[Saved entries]
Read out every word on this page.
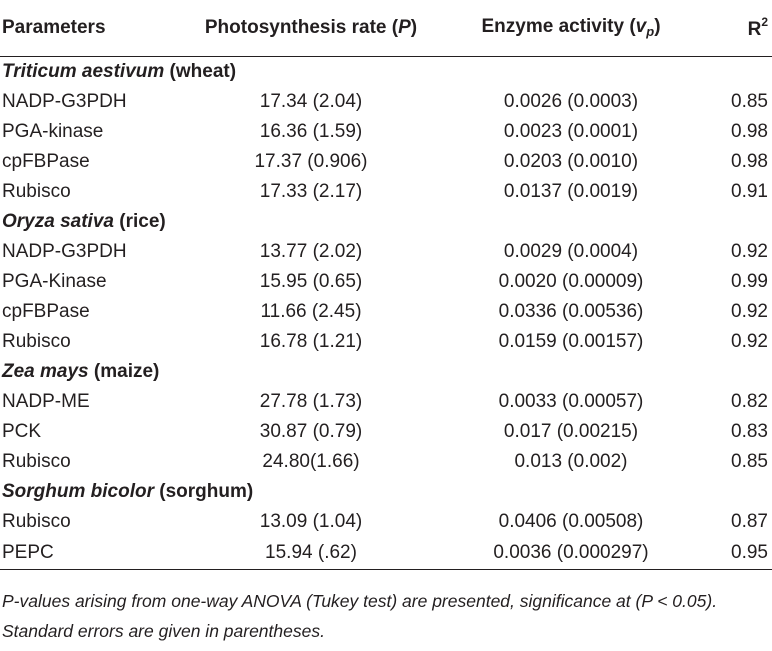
Parameters	Photosynthesis rate (P)	Enzyme activity $(v_p)$	$R^2$
Triticum aestivum (wheat)			
NADP-G3PDH	17.34 (2.04)	0.0026 (0.0003)	0.85
PGA-kinase	16.36 (1.59)	0.0023 (0.0001)	0.98
cpFBPase	17.37 (0.906)	0.0203 (0.0010)	0.98
Rubisco	17.33 (2.17)	0.0137 (0.0019)	0.91
Oryza sativa (rice)			
NADP-G3PDH	13.77 (2.02)	0.0029 (0.0004)	0.92
PGA-Kinase	15.95 (0.65)	0.0020 (0.00009)	0.99
cpFBPase	11.66 (2.45)	0.0336 (0.00536)	0.92
Rubisco	16.78 (1.21)	0.0159 (0.00157)	0.92
Zea mays (maize)			
NADP-ME	27.78 (1.73)	0.0033 (0.00057)	0.82
PCK	30.87 (0.79)	0.017 (0.00215)	0.83
Rubisco	24.80(1.66)	0.013 (0.002)	0.85
Sorghum bicolor (sorghum)			
Rubisco	13.09 (1.04)	0.0406 (0.00508)	0.87
PEPC	15.94 (.62)	0.0036 (0.000297)	0.95
P-values arising from one-way ANOVA (Tukey test) are presented, significance at (P < 0.05).
Standard errors are given in parentheses.
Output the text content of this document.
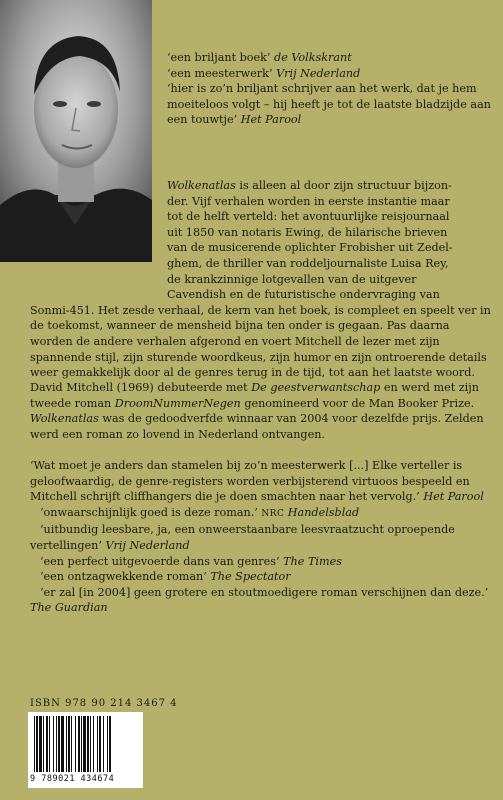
‘een briljant boek’ de Volkskrant

‘een meesterwerk’ Vrij Nederland

‘hier is zo’n briljant schrijver aan het werk, dat je hem moeiteloos volgt – hij heeft je tot de laatste bladzijde aan een touwtje’ Het Parool

Wolkenatlas is alleen al door zijn structuur bijzon-

der. Vijf verhalen worden in eerste instantie maar

tot de helft verteld: het avontuurlijke reisjournaal

uit 1850 van notaris Ewing, de hilarische brieven

van de musicerende oplichter Frobisher uit Zedel-

ghem, de thriller van roddeljournaliste Luisa Rey,

de krankzinnige lotgevallen van de uitgever

Cavendish en de futuristische ondervraging van

Sonmi-451. Het zesde verhaal, de kern van het boek, is compleet en speelt ver in de toekomst, wanneer de mensheid bijna ten onder is gegaan. Pas daarna worden de andere verhalen afgerond en voert Mitchell de lezer met zijn spannende stijl, zijn sturende woordkeus, zijn humor en zijn ontroerende details weer gemakkelijk door al de genres terug in de tijd, tot aan het laatste woord.

David Mitchell (1969) debuteerde met De geestverwantschap en werd met zijn tweede roman DroomNummerNegen genomineerd voor de Man Booker Prize. Wolkenatlas was de gedoodverfde winnaar van 2004 voor dezelfde prijs. Zelden werd een roman zo lovend in Nederland ontvangen.

‘Wat moet je anders dan stamelen bij zo’n meesterwerk [...] Elke verteller is geloofwaardig, de genre-registers worden verbijsterend virtuoos bespeeld en Mitchell schrijft cliffhangers die je doen smachten naar het vervolg.’ Het Parool

‘onwaarschijnlijk goed is deze roman.’ NRC Handelsblad

‘uitbundig leesbare, ja, een onweerstaanbare leesvraatzucht oproepende vertellingen’ Vrij Nederland

‘een perfect uitgevoerde dans van genres’ The Times

‘een ontzagwekkende roman’ The Spectator

‘er zal [in 2004] geen grotere en stoutmoedigere roman verschijnen dan deze.’ The Guardian

ISBN 978 90 214 3467 4
9 789021 434674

Task to carry out
Your output must match the records word for word, apart from the images, which are left out.

Answer below
Read out every word on this page.
Parameters	Photosynthesis rate (P)	Enzyme activity $(v_p)$	$R^2$
Triticum aestivum (wheat)			
NADP-G3PDH	17.34 (2.04)	0.0026 (0.0003)	0.85
PGA-kinase	16.36 (1.59)	0.0023 (0.0001)	0.98
cpFBPase	17.37 (0.906)	0.0203 (0.0010)	0.98
Rubisco	17.33 (2.17)	0.0137 (0.0019)	0.91
Oryza sativa (rice)			
NADP-G3PDH	13.77 (2.02)	0.0029 (0.0004)	0.92
PGA-Kinase	15.95 (0.65)	0.0020 (0.00009)	0.99
cpFBPase	11.66 (2.45)	0.0336 (0.00536)	0.92
Rubisco	16.78 (1.21)	0.0159 (0.00157)	0.92
Zea mays (maize)			
NADP-ME	27.78 (1.73)	0.0033 (0.00057)	0.82
PCK	30.87 (0.79)	0.017 (0.00215)	0.83
Rubisco	24.80(1.66)	0.013 (0.002)	0.85
Sorghum bicolor (sorghum)			
Rubisco	13.09 (1.04)	0.0406 (0.00508)	0.87
PEPC	15.94 (.62)	0.0036 (0.000297)	0.95
P-values arising from one-way ANOVA (Tukey test) are presented, significance at (P < 0.05).
Standard errors are given in parentheses.
Output the text content of this document.
‘een briljant boek’ de Volkskrant

‘een meesterwerk’ Vrij Nederland

‘hier is zo’n briljant schrijver aan het werk, dat je hem moeiteloos volgt – hij heeft je tot de laatste bladzijde aan een touwtje’ Het Parool

Wolkenatlas is alleen al door zijn structuur bijzon-

der. Vijf verhalen worden in eerste instantie maar

tot de helft verteld: het avontuurlijke reisjournaal

uit 1850 van notaris Ewing, de hilarische brieven

van de musicerende oplichter Frobisher uit Zedel-

ghem, de thriller van roddeljournaliste Luisa Rey,

de krankzinnige lotgevallen van de uitgever

Cavendish en de futuristische ondervraging van

Sonmi-451. Het zesde verhaal, de kern van het boek, is compleet en speelt ver in de toekomst, wanneer de mensheid bijna ten onder is gegaan. Pas daarna worden de andere verhalen afgerond en voert Mitchell de lezer met zijn spannende stijl, zijn sturende woordkeus, zijn humor en zijn ontroerende details weer gemakkelijk door al de genres terug in de tijd, tot aan het laatste woord.

David Mitchell (1969) debuteerde met De geestverwantschap en werd met zijn tweede roman DroomNummerNegen genomineerd voor de Man Booker Prize. Wolkenatlas was de gedoodverfde winnaar van 2004 voor dezelfde prijs. Zelden werd een roman zo lovend in Nederland ontvangen.

‘Wat moet je anders dan stamelen bij zo’n meesterwerk [...] Elke verteller is geloofwaardig, de genre-registers worden verbijsterend virtuoos bespeeld en Mitchell schrijft cliffhangers die je doen smachten naar het vervolg.’ Het Parool

‘onwaarschijnlijk goed is deze roman.’ NRC Handelsblad

‘uitbundig leesbare, ja, een onweerstaanbare leesvraatzucht oproepende vertellingen’ Vrij Nederland

‘een perfect uitgevoerde dans van genres’ The Times

‘een ontzagwekkende roman’ The Spectator

‘er zal [in 2004] geen grotere en stoutmoedigere roman verschijnen dan deze.’ The Guardian

ISBN 978 90 214 3467 4
9 789021 434674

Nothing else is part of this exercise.